§ **Problem requirements**:
Read the records and write them out again exactly.

Lines of data
--- Begin ---
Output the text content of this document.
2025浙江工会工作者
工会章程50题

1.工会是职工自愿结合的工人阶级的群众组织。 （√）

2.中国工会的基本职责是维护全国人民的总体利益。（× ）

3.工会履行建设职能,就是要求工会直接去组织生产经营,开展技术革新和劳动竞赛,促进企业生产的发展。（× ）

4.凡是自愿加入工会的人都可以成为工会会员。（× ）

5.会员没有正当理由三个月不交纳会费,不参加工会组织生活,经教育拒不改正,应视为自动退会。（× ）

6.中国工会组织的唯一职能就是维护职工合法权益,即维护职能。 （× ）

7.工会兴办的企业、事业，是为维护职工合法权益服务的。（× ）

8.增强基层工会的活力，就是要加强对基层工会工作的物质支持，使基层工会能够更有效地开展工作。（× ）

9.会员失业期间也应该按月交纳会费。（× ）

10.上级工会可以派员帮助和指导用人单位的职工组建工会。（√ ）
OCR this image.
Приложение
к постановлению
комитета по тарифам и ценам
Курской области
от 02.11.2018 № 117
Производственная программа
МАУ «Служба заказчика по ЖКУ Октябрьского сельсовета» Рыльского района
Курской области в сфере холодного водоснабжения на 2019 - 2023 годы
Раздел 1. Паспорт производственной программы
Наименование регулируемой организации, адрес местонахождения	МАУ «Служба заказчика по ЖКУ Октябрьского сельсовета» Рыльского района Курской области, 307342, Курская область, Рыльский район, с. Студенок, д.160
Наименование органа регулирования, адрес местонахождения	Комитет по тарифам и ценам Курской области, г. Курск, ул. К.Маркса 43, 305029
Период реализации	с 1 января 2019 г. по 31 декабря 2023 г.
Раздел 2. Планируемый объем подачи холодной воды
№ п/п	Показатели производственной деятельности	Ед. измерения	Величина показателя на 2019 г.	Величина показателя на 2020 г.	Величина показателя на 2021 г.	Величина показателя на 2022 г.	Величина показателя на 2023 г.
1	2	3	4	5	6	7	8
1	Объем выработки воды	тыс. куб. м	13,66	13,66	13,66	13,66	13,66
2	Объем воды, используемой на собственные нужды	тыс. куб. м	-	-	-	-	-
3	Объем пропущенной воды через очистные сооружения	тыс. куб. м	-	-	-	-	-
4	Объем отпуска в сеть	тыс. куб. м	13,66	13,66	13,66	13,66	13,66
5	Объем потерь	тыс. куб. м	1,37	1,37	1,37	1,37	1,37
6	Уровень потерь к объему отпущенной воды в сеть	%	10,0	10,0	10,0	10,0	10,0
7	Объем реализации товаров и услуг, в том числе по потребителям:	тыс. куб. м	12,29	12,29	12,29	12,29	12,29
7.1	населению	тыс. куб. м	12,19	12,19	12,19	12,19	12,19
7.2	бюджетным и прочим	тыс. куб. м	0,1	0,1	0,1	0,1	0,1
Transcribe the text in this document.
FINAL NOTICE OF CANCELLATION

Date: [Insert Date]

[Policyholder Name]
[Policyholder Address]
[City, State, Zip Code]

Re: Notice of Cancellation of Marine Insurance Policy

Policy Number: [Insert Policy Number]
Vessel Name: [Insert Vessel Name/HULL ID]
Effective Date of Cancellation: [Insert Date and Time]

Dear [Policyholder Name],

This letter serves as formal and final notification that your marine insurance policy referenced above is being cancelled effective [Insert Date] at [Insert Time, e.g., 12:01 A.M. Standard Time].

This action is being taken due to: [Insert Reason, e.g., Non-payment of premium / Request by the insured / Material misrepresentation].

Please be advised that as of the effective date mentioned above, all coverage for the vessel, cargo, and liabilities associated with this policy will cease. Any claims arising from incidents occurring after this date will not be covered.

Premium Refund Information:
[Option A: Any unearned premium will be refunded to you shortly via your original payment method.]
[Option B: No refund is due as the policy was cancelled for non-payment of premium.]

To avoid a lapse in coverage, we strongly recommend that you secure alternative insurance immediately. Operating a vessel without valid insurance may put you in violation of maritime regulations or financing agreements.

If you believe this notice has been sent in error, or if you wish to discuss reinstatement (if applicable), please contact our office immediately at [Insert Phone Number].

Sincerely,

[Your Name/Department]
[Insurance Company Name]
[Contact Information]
--- End ---
§ **Answer to this exercise**:
Output the text content of this document.
2025浙江工会工作者
工会章程50题

1.工会是职工自愿结合的工人阶级的群众组织。 （√）

2.中国工会的基本职责是维护全国人民的总体利益。（× ）

3.工会履行建设职能,就是要求工会直接去组织生产经营,开展技术革新和劳动竞赛,促进企业生产的发展。（× ）

4.凡是自愿加入工会的人都可以成为工会会员。（× ）

5.会员没有正当理由三个月不交纳会费,不参加工会组织生活,经教育拒不改正,应视为自动退会。（× ）

6.中国工会组织的唯一职能就是维护职工合法权益,即维护职能。 （× ）

7.工会兴办的企业、事业，是为维护职工合法权益服务的。（× ）

8.增强基层工会的活力，就是要加强对基层工会工作的物质支持，使基层工会能够更有效地开展工作。（× ）

9.会员失业期间也应该按月交纳会费。（× ）

10.上级工会可以派员帮助和指导用人单位的职工组建工会。（√ ）
OCR this image.
Приложение
к постановлению
комитета по тарифам и ценам
Курской области
от 02.11.2018 № 117
Производственная программа
МАУ «Служба заказчика по ЖКУ Октябрьского сельсовета» Рыльского района
Курской области в сфере холодного водоснабжения на 2019 - 2023 годы
Раздел 1. Паспорт производственной программы
Наименование регулируемой организации, адрес местонахождения	МАУ «Служба заказчика по ЖКУ Октябрьского сельсовета» Рыльского района Курской области, 307342, Курская область, Рыльский район, с. Студенок, д.160
Наименование органа регулирования, адрес местонахождения	Комитет по тарифам и ценам Курской области, г. Курск, ул. К.Маркса 43, 305029
Период реализации	с 1 января 2019 г. по 31 декабря 2023 г.
Раздел 2. Планируемый объем подачи холодной воды
№ п/п	Показатели производственной деятельности	Ед. измерения	Величина показателя на 2019 г.	Величина показателя на 2020 г.	Величина показателя на 2021 г.	Величина показателя на 2022 г.	Величина показателя на 2023 г.
1	2	3	4	5	6	7	8
1	Объем выработки воды	тыс. куб. м	13,66	13,66	13,66	13,66	13,66
2	Объем воды, используемой на собственные нужды	тыс. куб. м	-	-	-	-	-
3	Объем пропущенной воды через очистные сооружения	тыс. куб. м	-	-	-	-	-
4	Объем отпуска в сеть	тыс. куб. м	13,66	13,66	13,66	13,66	13,66
5	Объем потерь	тыс. куб. м	1,37	1,37	1,37	1,37	1,37
6	Уровень потерь к объему отпущенной воды в сеть	%	10,0	10,0	10,0	10,0	10,0
7	Объем реализации товаров и услуг, в том числе по потребителям:	тыс. куб. м	12,29	12,29	12,29	12,29	12,29
7.1	населению	тыс. куб. м	12,19	12,19	12,19	12,19	12,19
7.2	бюджетным и прочим	тыс. куб. м	0,1	0,1	0,1	0,1	0,1
Transcribe the text in this document.
FINAL NOTICE OF CANCELLATION

Date: [Insert Date]

[Policyholder Name]
[Policyholder Address]
[City, State, Zip Code]

Re: Notice of Cancellation of Marine Insurance Policy

Policy Number: [Insert Policy Number]
Vessel Name: [Insert Vessel Name/HULL ID]
Effective Date of Cancellation: [Insert Date and Time]

Dear [Policyholder Name],

This letter serves as formal and final notification that your marine insurance policy referenced above is being cancelled effective [Insert Date] at [Insert Time, e.g., 12:01 A.M. Standard Time].

This action is being taken due to: [Insert Reason, e.g., Non-payment of premium / Request by the insured / Material misrepresentation].

Please be advised that as of the effective date mentioned above, all coverage for the vessel, cargo, and liabilities associated with this policy will cease. Any claims arising from incidents occurring after this date will not be covered.

Premium Refund Information:
[Option A: Any unearned premium will be refunded to you shortly via your original payment method.]
[Option B: No refund is due as the policy was cancelled for non-payment of premium.]

To avoid a lapse in coverage, we strongly recommend that you secure alternative insurance immediately. Operating a vessel without valid insurance may put you in violation of maritime regulations or financing agreements.

If you believe this notice has been sent in error, or if you wish to discuss reinstatement (if applicable), please contact our office immediately at [Insert Phone Number].

Sincerely,

[Your Name/Department]
[Insurance Company Name]
[Contact Information]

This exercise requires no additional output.